> **Records provided**:
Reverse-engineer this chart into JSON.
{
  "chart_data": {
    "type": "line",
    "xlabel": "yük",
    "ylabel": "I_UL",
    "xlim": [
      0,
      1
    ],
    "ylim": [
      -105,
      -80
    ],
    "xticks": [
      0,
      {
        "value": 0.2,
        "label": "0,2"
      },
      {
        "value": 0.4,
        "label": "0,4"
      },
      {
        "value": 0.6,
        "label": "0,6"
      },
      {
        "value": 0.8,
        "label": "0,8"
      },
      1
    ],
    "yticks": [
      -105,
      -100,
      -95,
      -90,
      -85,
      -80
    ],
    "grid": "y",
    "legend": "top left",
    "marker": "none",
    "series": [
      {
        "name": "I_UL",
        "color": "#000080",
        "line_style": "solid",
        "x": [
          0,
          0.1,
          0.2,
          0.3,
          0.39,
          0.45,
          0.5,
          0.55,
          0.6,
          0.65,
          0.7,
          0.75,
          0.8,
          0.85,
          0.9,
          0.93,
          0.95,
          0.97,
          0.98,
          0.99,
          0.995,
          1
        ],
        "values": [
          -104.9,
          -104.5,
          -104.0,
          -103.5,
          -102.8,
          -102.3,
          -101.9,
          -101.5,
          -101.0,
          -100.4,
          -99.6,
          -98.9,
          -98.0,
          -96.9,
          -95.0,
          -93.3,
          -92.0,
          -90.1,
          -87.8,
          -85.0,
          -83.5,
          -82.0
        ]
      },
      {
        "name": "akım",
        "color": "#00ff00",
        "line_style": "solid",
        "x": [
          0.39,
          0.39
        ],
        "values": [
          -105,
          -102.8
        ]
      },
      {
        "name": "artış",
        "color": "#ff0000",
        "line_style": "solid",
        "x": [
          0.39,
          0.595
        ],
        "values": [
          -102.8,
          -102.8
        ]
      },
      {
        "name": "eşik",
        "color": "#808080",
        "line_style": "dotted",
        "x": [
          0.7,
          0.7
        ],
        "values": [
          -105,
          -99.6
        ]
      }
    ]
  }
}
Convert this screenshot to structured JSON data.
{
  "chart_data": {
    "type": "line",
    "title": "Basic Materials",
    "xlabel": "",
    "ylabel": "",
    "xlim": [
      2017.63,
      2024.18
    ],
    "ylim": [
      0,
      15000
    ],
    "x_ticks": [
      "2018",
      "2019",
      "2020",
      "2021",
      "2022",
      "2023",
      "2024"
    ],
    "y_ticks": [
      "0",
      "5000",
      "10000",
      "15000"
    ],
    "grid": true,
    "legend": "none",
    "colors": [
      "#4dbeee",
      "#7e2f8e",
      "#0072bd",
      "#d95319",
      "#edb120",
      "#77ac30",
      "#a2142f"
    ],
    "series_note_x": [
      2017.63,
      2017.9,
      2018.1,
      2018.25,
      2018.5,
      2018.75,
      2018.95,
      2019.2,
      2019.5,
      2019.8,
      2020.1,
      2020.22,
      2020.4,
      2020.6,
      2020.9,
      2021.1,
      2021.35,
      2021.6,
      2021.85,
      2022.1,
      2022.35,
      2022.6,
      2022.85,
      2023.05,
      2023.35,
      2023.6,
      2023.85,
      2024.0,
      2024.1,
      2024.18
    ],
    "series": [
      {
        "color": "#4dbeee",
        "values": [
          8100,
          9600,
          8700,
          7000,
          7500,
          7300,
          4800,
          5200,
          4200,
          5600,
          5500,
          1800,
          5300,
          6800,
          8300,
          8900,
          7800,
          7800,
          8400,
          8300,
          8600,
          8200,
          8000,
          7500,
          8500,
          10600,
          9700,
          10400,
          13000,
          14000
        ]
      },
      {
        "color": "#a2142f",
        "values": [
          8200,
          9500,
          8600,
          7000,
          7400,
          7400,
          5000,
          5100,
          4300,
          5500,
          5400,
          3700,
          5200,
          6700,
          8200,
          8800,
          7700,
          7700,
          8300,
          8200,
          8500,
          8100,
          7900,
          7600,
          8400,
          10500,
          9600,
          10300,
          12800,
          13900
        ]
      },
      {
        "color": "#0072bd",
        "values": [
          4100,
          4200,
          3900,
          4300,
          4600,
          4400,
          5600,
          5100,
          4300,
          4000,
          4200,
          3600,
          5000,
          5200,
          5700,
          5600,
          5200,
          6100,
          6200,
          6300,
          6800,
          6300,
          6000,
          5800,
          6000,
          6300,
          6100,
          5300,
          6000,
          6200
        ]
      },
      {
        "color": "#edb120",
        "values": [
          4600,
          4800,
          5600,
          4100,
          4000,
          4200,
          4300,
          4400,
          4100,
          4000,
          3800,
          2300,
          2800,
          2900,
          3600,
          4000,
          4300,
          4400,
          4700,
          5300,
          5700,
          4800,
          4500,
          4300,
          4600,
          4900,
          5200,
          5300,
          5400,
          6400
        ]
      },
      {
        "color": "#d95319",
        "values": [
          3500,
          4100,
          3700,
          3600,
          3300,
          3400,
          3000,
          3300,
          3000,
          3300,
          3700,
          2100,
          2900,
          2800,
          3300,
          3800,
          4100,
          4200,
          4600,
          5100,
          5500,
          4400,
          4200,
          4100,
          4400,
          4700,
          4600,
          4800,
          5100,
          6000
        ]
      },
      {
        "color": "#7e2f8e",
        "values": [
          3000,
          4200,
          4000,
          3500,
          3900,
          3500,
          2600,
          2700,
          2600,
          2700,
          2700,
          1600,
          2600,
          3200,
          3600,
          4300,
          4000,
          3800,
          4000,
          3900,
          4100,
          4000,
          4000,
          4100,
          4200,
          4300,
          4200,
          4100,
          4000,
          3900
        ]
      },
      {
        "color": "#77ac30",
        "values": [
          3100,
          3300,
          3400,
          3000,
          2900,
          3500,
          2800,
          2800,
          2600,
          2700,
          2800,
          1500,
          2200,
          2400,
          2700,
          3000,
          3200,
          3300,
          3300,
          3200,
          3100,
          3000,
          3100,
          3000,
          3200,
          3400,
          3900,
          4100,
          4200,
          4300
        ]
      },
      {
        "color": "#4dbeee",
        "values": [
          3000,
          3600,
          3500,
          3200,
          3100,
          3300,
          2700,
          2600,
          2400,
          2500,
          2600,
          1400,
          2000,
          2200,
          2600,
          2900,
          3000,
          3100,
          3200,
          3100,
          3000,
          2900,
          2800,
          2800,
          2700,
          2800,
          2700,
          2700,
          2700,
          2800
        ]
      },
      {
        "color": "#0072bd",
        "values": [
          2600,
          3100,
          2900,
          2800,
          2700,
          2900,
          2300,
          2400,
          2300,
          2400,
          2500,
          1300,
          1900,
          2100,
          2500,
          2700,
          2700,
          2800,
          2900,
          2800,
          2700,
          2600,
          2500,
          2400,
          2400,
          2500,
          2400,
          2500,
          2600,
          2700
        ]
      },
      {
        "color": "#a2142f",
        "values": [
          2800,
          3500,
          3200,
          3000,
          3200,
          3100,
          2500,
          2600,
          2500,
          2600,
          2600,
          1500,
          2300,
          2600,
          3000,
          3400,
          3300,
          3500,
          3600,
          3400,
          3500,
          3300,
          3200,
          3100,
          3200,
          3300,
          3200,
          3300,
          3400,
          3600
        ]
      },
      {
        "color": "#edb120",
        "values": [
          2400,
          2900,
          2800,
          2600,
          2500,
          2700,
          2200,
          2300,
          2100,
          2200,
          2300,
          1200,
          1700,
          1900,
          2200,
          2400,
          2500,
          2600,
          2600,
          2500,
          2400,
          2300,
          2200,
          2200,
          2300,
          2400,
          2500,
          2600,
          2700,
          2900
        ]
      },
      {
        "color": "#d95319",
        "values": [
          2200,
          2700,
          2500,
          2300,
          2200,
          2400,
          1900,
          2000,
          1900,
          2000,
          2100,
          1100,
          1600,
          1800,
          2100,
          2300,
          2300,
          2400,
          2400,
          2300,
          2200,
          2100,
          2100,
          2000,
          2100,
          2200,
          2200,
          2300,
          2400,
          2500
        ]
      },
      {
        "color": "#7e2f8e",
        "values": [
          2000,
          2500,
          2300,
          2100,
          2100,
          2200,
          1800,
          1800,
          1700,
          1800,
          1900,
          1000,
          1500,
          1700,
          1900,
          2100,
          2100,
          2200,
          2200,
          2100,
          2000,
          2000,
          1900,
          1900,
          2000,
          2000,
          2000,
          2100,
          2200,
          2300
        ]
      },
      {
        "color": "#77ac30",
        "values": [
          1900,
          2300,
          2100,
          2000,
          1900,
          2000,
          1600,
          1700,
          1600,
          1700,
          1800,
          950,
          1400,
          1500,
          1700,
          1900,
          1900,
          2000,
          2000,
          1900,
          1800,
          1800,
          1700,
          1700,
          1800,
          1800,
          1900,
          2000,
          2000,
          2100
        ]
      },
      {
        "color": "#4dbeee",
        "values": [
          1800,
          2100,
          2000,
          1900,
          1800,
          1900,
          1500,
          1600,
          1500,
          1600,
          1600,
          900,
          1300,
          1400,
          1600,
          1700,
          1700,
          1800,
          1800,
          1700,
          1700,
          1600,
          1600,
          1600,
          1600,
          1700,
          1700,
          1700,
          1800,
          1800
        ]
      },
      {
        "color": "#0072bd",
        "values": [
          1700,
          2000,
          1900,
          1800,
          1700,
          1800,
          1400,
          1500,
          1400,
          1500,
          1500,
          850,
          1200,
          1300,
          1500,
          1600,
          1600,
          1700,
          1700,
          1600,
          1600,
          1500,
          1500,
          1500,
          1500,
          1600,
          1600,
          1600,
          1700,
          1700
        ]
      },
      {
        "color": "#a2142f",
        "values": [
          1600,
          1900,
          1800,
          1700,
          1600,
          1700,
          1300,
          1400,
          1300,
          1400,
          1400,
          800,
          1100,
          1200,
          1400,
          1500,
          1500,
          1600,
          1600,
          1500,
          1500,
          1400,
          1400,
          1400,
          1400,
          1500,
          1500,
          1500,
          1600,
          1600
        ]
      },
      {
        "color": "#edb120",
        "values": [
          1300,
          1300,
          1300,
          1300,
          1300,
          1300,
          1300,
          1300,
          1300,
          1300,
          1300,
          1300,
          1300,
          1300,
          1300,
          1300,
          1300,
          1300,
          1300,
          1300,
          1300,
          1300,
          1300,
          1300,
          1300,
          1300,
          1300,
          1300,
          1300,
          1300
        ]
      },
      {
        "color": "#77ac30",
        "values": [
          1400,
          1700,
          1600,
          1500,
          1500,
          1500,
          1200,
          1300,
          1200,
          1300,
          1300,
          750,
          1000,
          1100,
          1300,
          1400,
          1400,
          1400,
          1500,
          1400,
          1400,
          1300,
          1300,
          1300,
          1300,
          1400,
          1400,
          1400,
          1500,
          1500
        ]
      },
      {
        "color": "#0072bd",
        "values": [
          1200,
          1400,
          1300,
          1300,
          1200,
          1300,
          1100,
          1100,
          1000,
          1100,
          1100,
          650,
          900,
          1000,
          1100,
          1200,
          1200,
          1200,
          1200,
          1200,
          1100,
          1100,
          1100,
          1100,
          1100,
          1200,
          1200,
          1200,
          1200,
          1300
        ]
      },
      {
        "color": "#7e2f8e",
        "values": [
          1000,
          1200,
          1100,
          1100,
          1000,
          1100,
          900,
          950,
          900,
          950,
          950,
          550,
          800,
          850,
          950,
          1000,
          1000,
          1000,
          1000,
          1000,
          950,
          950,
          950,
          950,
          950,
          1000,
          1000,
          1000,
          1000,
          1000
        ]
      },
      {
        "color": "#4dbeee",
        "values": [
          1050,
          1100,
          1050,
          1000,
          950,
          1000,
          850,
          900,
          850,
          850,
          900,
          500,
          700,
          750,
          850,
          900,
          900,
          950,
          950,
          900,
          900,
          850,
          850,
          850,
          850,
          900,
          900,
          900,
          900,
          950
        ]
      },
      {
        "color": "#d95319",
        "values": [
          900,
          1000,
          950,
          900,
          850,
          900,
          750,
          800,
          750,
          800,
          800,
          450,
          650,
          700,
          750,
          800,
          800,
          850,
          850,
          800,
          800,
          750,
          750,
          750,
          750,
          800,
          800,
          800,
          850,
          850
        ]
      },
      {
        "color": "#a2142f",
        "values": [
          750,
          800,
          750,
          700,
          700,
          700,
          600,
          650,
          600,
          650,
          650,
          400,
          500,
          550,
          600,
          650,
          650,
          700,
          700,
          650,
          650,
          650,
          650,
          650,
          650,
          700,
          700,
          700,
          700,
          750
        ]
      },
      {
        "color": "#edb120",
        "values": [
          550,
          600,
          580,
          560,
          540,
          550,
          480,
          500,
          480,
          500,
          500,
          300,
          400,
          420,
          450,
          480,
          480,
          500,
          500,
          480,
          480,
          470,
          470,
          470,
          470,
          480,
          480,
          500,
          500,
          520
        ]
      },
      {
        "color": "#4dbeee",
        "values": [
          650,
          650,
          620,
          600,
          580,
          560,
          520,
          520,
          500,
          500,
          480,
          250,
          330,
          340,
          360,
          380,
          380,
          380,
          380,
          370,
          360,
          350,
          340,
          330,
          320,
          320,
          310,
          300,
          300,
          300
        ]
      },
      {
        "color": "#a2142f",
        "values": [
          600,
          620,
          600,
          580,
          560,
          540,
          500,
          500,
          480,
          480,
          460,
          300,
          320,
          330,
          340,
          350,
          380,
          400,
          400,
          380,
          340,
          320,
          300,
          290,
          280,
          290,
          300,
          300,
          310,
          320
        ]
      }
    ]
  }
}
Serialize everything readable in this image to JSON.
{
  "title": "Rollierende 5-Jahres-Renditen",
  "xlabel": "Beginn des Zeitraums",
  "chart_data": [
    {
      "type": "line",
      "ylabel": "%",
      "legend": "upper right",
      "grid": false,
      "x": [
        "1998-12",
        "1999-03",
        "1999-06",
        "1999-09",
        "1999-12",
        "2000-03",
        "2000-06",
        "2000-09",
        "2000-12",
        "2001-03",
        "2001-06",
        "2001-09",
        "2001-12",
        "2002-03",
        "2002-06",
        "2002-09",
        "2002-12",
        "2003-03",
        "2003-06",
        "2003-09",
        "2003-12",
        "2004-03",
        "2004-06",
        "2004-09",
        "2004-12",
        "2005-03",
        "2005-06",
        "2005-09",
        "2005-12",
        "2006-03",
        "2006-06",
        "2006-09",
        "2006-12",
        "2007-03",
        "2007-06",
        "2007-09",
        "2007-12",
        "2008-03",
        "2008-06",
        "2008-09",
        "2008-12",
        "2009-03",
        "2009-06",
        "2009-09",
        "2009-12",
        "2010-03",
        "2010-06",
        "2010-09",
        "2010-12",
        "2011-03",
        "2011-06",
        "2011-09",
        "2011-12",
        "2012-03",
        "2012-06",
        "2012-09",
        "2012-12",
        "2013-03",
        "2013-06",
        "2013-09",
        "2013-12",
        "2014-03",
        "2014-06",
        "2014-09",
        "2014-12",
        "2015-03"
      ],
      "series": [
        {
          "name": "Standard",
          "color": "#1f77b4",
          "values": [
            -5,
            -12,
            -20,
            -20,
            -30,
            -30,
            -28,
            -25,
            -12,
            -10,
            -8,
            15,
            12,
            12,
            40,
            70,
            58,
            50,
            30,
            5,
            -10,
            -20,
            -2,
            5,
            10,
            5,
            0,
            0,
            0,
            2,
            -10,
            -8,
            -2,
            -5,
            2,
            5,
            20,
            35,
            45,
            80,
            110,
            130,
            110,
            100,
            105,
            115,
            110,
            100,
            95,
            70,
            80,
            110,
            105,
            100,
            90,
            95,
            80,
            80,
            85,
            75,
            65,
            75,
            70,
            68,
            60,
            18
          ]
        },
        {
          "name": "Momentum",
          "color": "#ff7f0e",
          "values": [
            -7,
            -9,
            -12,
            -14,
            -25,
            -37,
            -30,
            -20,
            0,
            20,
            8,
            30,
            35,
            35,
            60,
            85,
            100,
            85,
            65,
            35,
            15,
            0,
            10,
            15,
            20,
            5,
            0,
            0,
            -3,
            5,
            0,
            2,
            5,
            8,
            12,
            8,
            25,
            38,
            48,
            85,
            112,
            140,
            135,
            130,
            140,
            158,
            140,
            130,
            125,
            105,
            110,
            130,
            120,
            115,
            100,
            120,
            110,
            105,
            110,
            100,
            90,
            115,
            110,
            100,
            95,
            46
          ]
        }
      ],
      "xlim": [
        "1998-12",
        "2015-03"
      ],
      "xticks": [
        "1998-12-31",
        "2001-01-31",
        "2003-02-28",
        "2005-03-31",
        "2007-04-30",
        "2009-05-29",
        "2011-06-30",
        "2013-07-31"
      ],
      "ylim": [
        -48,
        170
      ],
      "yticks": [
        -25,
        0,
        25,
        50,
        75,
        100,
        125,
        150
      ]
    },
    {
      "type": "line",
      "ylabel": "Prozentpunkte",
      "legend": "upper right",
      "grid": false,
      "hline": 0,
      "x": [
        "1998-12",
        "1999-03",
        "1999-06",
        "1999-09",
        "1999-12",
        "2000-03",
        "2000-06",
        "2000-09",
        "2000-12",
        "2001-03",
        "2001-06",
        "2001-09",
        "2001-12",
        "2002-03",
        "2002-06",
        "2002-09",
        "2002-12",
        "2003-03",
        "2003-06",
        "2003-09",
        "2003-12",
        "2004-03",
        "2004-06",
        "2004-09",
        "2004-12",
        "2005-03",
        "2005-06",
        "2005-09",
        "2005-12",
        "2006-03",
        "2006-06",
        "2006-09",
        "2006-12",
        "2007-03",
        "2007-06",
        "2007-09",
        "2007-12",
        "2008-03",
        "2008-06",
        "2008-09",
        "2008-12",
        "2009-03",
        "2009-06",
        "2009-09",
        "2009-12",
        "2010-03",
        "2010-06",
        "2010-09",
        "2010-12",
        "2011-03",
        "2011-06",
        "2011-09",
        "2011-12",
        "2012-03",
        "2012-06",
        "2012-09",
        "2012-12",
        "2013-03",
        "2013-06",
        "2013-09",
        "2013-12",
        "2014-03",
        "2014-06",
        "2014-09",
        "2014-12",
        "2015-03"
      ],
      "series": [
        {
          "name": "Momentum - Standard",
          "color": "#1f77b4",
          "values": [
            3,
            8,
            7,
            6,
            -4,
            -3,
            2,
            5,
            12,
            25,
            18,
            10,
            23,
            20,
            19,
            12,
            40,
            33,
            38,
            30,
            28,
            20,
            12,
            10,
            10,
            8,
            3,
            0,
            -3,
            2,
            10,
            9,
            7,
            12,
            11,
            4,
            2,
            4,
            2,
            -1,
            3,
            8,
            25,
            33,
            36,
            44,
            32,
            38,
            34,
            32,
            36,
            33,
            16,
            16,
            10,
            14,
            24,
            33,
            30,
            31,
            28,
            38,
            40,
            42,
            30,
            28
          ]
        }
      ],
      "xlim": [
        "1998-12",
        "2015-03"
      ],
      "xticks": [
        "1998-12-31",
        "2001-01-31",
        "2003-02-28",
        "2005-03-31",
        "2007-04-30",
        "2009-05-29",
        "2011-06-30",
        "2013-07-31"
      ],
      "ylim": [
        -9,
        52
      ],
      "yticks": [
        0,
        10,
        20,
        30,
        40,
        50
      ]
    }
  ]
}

> **Work to do**: Look through the records above and report how many lines hold the word "Standard", giving only the number.

> **Exercise output**: 2